▼

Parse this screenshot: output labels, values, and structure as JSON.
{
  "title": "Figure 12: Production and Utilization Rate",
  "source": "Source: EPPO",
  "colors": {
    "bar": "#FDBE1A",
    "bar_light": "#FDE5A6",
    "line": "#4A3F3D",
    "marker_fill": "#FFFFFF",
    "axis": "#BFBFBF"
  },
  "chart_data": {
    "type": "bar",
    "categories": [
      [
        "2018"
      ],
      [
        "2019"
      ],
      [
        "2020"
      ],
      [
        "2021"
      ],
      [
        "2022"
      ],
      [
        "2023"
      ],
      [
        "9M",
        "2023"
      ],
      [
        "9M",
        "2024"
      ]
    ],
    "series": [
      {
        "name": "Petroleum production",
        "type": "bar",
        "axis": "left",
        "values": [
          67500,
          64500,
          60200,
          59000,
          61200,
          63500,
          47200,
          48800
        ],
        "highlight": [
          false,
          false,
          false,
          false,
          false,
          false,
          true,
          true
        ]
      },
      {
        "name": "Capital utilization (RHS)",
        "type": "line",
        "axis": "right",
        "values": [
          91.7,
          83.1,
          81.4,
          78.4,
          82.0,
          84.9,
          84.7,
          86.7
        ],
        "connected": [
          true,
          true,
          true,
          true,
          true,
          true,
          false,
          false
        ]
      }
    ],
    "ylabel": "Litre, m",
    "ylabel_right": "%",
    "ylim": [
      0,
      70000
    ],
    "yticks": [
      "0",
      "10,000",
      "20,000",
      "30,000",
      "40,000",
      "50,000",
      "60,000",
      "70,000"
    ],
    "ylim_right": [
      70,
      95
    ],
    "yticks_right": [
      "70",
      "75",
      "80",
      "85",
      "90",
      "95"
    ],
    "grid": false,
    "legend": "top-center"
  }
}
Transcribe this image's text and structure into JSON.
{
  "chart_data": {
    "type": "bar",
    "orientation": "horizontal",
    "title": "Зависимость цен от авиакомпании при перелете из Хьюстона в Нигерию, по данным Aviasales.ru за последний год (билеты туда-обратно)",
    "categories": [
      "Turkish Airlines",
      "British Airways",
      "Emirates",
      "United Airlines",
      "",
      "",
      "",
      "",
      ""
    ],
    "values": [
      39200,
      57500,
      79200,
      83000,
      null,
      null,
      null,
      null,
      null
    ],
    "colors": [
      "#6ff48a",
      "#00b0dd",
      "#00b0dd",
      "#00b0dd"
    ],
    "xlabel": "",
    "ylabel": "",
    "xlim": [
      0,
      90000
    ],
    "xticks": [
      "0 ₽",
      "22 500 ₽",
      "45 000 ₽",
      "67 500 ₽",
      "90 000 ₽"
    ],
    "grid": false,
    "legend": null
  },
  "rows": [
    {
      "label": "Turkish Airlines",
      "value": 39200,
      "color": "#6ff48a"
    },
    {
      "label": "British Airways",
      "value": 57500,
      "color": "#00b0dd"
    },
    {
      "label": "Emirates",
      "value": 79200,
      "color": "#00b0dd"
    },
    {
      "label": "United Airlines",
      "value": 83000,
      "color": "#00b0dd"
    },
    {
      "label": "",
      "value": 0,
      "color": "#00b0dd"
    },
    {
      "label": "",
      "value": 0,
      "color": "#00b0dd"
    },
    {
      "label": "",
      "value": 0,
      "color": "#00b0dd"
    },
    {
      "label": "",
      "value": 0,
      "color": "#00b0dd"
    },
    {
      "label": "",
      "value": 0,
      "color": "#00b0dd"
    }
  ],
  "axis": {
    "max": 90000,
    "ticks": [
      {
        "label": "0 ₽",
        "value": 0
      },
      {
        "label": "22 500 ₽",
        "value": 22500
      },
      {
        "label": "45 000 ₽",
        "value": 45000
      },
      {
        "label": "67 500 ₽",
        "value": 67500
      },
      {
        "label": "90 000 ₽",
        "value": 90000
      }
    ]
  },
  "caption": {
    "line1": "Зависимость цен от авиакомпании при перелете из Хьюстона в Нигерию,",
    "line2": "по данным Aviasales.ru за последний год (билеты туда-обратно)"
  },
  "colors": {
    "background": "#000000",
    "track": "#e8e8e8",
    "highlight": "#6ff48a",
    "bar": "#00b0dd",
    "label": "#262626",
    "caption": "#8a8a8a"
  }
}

▲

YOUR OBJECTIVE>
Please return the data above exactly as given.

FINAL ANSWER>
Parse this screenshot: output labels, values, and structure as JSON.
{
  "title": "Figure 12: Production and Utilization Rate",
  "source": "Source: EPPO",
  "colors": {
    "bar": "#FDBE1A",
    "bar_light": "#FDE5A6",
    "line": "#4A3F3D",
    "marker_fill": "#FFFFFF",
    "axis": "#BFBFBF"
  },
  "chart_data": {
    "type": "bar",
    "categories": [
      [
        "2018"
      ],
      [
        "2019"
      ],
      [
        "2020"
      ],
      [
        "2021"
      ],
      [
        "2022"
      ],
      [
        "2023"
      ],
      [
        "9M",
        "2023"
      ],
      [
        "9M",
        "2024"
      ]
    ],
    "series": [
      {
        "name": "Petroleum production",
        "type": "bar",
        "axis": "left",
        "values": [
          67500,
          64500,
          60200,
          59000,
          61200,
          63500,
          47200,
          48800
        ],
        "highlight": [
          false,
          false,
          false,
          false,
          false,
          false,
          true,
          true
        ]
      },
      {
        "name": "Capital utilization (RHS)",
        "type": "line",
        "axis": "right",
        "values": [
          91.7,
          83.1,
          81.4,
          78.4,
          82.0,
          84.9,
          84.7,
          86.7
        ],
        "connected": [
          true,
          true,
          true,
          true,
          true,
          true,
          false,
          false
        ]
      }
    ],
    "ylabel": "Litre, m",
    "ylabel_right": "%",
    "ylim": [
      0,
      70000
    ],
    "yticks": [
      "0",
      "10,000",
      "20,000",
      "30,000",
      "40,000",
      "50,000",
      "60,000",
      "70,000"
    ],
    "ylim_right": [
      70,
      95
    ],
    "yticks_right": [
      "70",
      "75",
      "80",
      "85",
      "90",
      "95"
    ],
    "grid": false,
    "legend": "top-center"
  }
}
Transcribe this image's text and structure into JSON.
{
  "chart_data": {
    "type": "bar",
    "orientation": "horizontal",
    "title": "Зависимость цен от авиакомпании при перелете из Хьюстона в Нигерию, по данным Aviasales.ru за последний год (билеты туда-обратно)",
    "categories": [
      "Turkish Airlines",
      "British Airways",
      "Emirates",
      "United Airlines",
      "",
      "",
      "",
      "",
      ""
    ],
    "values": [
      39200,
      57500,
      79200,
      83000,
      null,
      null,
      null,
      null,
      null
    ],
    "colors": [
      "#6ff48a",
      "#00b0dd",
      "#00b0dd",
      "#00b0dd"
    ],
    "xlabel": "",
    "ylabel": "",
    "xlim": [
      0,
      90000
    ],
    "xticks": [
      "0 ₽",
      "22 500 ₽",
      "45 000 ₽",
      "67 500 ₽",
      "90 000 ₽"
    ],
    "grid": false,
    "legend": null
  },
  "rows": [
    {
      "label": "Turkish Airlines",
      "value": 39200,
      "color": "#6ff48a"
    },
    {
      "label": "British Airways",
      "value": 57500,
      "color": "#00b0dd"
    },
    {
      "label": "Emirates",
      "value": 79200,
      "color": "#00b0dd"
    },
    {
      "label": "United Airlines",
      "value": 83000,
      "color": "#00b0dd"
    },
    {
      "label": "",
      "value": 0,
      "color": "#00b0dd"
    },
    {
      "label": "",
      "value": 0,
      "color": "#00b0dd"
    },
    {
      "label": "",
      "value": 0,
      "color": "#00b0dd"
    },
    {
      "label": "",
      "value": 0,
      "color": "#00b0dd"
    },
    {
      "label": "",
      "value": 0,
      "color": "#00b0dd"
    }
  ],
  "axis": {
    "max": 90000,
    "ticks": [
      {
        "label": "0 ₽",
        "value": 0
      },
      {
        "label": "22 500 ₽",
        "value": 22500
      },
      {
        "label": "45 000 ₽",
        "value": 45000
      },
      {
        "label": "67 500 ₽",
        "value": 67500
      },
      {
        "label": "90 000 ₽",
        "value": 90000
      }
    ]
  },
  "caption": {
    "line1": "Зависимость цен от авиакомпании при перелете из Хьюстона в Нигерию,",
    "line2": "по данным Aviasales.ru за последний год (билеты туда-обратно)"
  },
  "colors": {
    "background": "#000000",
    "track": "#e8e8e8",
    "highlight": "#6ff48a",
    "bar": "#00b0dd",
    "label": "#262626",
    "caption": "#8a8a8a"
  }
}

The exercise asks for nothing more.